MATERIAL FOR THIS EXERCISE »
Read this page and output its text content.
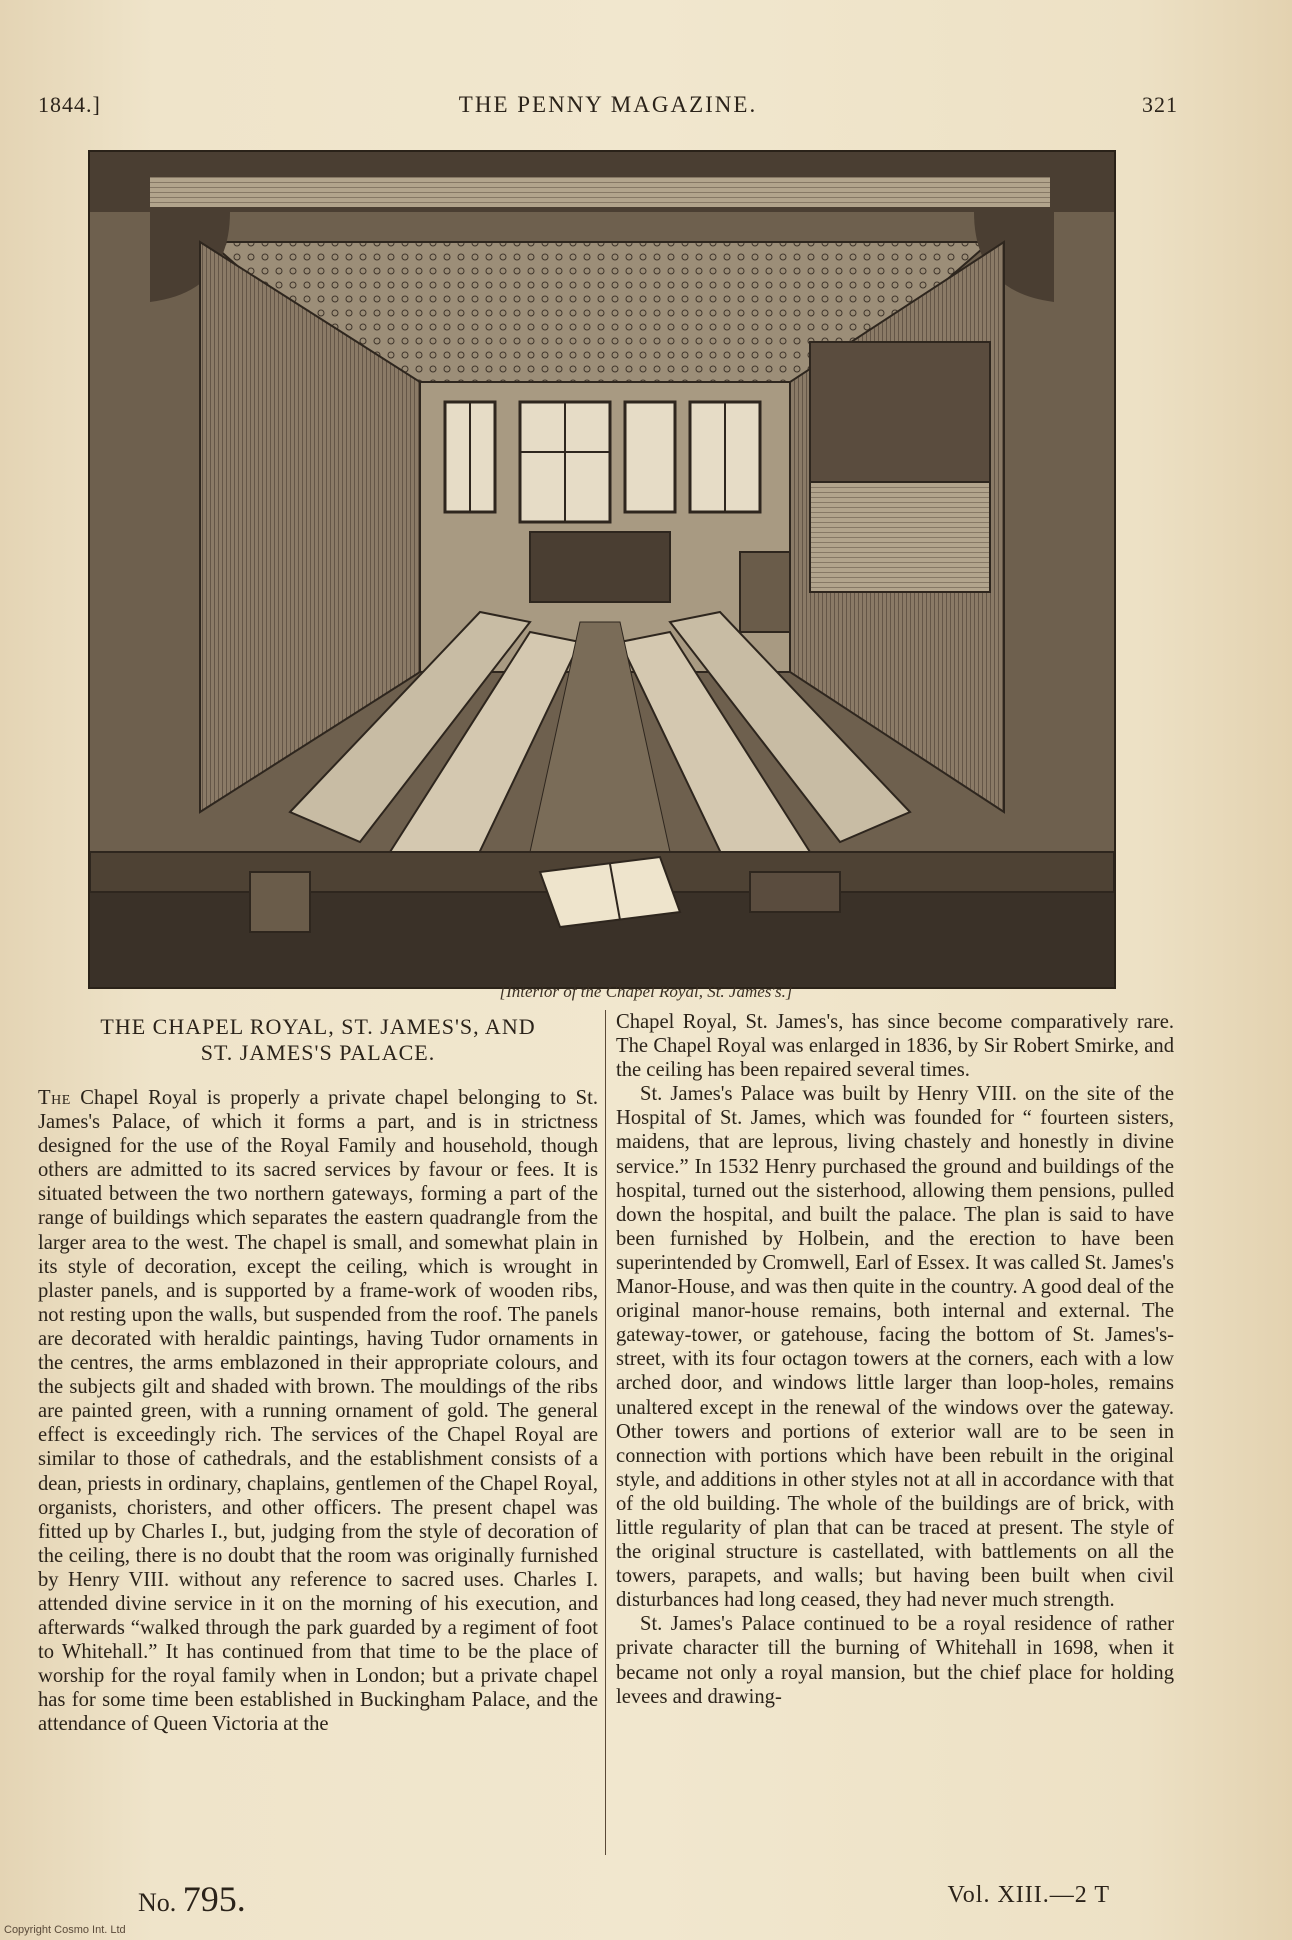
1844.]	THE PENNY MAGAZINE.	321
[Interior of the Chapel Royal, St. James's.]
THE CHAPEL ROYAL, ST. JAMES'S, AND
ST. JAMES'S PALACE.

The Chapel Royal is properly a private chapel belonging to St. James's Palace, of which it forms a part, and is in strictness designed for the use of the Royal Family and household, though others are admitted to its sacred services by favour or fees. It is situated between the two northern gateways, forming a part of the range of buildings which separates the eastern quadrangle from the larger area to the west. The chapel is small, and somewhat plain in its style of decoration, except the ceiling, which is wrought in plaster panels, and is supported by a frame-work of wooden ribs, not resting upon the walls, but suspended from the roof. The panels are decorated with heraldic paintings, having Tudor ornaments in the centres, the arms emblazoned in their appropriate colours, and the subjects gilt and shaded with brown. The mouldings of the ribs are painted green, with a running ornament of gold. The general effect is exceedingly rich. The services of the Chapel Royal are similar to those of cathedrals, and the establishment consists of a dean, priests in ordinary, chaplains, gentlemen of the Chapel Royal, organists, choristers, and other officers. The present chapel was fitted up by Charles I., but, judging from the style of decoration of the ceiling, there is no doubt that the room was originally furnished by Henry VIII. without any reference to sacred uses. Charles I. attended divine service in it on the morning of his execution, and afterwards “walked through the park guarded by a regiment of foot to Whitehall.” It has continued from that time to be the place of worship for the royal family when in London; but a private chapel has for some time been established in Buckingham Palace, and the attendance of Queen Victoria at the

Chapel Royal, St. James's, has since become comparatively rare. The Chapel Royal was enlarged in 1836, by Sir Robert Smirke, and the ceiling has been repaired several times.

St. James's Palace was built by Henry VIII. on the site of the Hospital of St. James, which was founded for “ fourteen sisters, maidens, that are leprous, living chastely and honestly in divine service.” In 1532 Henry purchased the ground and buildings of the hospital, turned out the sisterhood, allowing them pensions, pulled down the hospital, and built the palace. The plan is said to have been furnished by Holbein, and the erection to have been superintended by Cromwell, Earl of Essex. It was called St. James's Manor-House, and was then quite in the country. A good deal of the original manor-house remains, both internal and external. The gateway-tower, or gatehouse, facing the bottom of St. James's-street, with its four octagon towers at the corners, each with a low arched door, and windows little larger than loop-holes, remains unaltered except in the renewal of the windows over the gateway. Other towers and portions of exterior wall are to be seen in connection with portions which have been rebuilt in the original style, and additions in other styles not at all in accordance with that of the old building. The whole of the buildings are of brick, with little regularity of plan that can be traced at present. The style of the original structure is castellated, with battlements on all the towers, parapets, and walls; but having been built when civil disturbances had long ceased, they had never much strength.

St. James's Palace continued to be a royal residence of rather private character till the burning of Whitehall in 1698, when it became not only a royal mansion, but the chief place for holding levees and drawing-

No. 795.	Vol. XIII.—2 T
Copyright Cosmo Int. Ltd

WHAT TO WORK ON »
Retype everything in the material word for word, minus pictures.

SOLUTION TO THIS PROBLEM »
Read this page and output its text content.
1844.]	THE PENNY MAGAZINE.	321
[Interior of the Chapel Royal, St. James's.]
THE CHAPEL ROYAL, ST. JAMES'S, AND
ST. JAMES'S PALACE.

The Chapel Royal is properly a private chapel belonging to St. James's Palace, of which it forms a part, and is in strictness designed for the use of the Royal Family and household, though others are admitted to its sacred services by favour or fees. It is situated between the two northern gateways, forming a part of the range of buildings which separates the eastern quadrangle from the larger area to the west. The chapel is small, and somewhat plain in its style of decoration, except the ceiling, which is wrought in plaster panels, and is supported by a frame-work of wooden ribs, not resting upon the walls, but suspended from the roof. The panels are decorated with heraldic paintings, having Tudor ornaments in the centres, the arms emblazoned in their appropriate colours, and the subjects gilt and shaded with brown. The mouldings of the ribs are painted green, with a running ornament of gold. The general effect is exceedingly rich. The services of the Chapel Royal are similar to those of cathedrals, and the establishment consists of a dean, priests in ordinary, chaplains, gentlemen of the Chapel Royal, organists, choristers, and other officers. The present chapel was fitted up by Charles I., but, judging from the style of decoration of the ceiling, there is no doubt that the room was originally furnished by Henry VIII. without any reference to sacred uses. Charles I. attended divine service in it on the morning of his execution, and afterwards “walked through the park guarded by a regiment of foot to Whitehall.” It has continued from that time to be the place of worship for the royal family when in London; but a private chapel has for some time been established in Buckingham Palace, and the attendance of Queen Victoria at the

Chapel Royal, St. James's, has since become comparatively rare. The Chapel Royal was enlarged in 1836, by Sir Robert Smirke, and the ceiling has been repaired several times.

St. James's Palace was built by Henry VIII. on the site of the Hospital of St. James, which was founded for “ fourteen sisters, maidens, that are leprous, living chastely and honestly in divine service.” In 1532 Henry purchased the ground and buildings of the hospital, turned out the sisterhood, allowing them pensions, pulled down the hospital, and built the palace. The plan is said to have been furnished by Holbein, and the erection to have been superintended by Cromwell, Earl of Essex. It was called St. James's Manor-House, and was then quite in the country. A good deal of the original manor-house remains, both internal and external. The gateway-tower, or gatehouse, facing the bottom of St. James's-street, with its four octagon towers at the corners, each with a low arched door, and windows little larger than loop-holes, remains unaltered except in the renewal of the windows over the gateway. Other towers and portions of exterior wall are to be seen in connection with portions which have been rebuilt in the original style, and additions in other styles not at all in accordance with that of the old building. The whole of the buildings are of brick, with little regularity of plan that can be traced at present. The style of the original structure is castellated, with battlements on all the towers, parapets, and walls; but having been built when civil disturbances had long ceased, they had never much strength.

St. James's Palace continued to be a royal residence of rather private character till the burning of Whitehall in 1698, when it became not only a royal mansion, but the chief place for holding levees and drawing-

No. 795.	Vol. XIII.—2 T
Copyright Cosmo Int. Ltd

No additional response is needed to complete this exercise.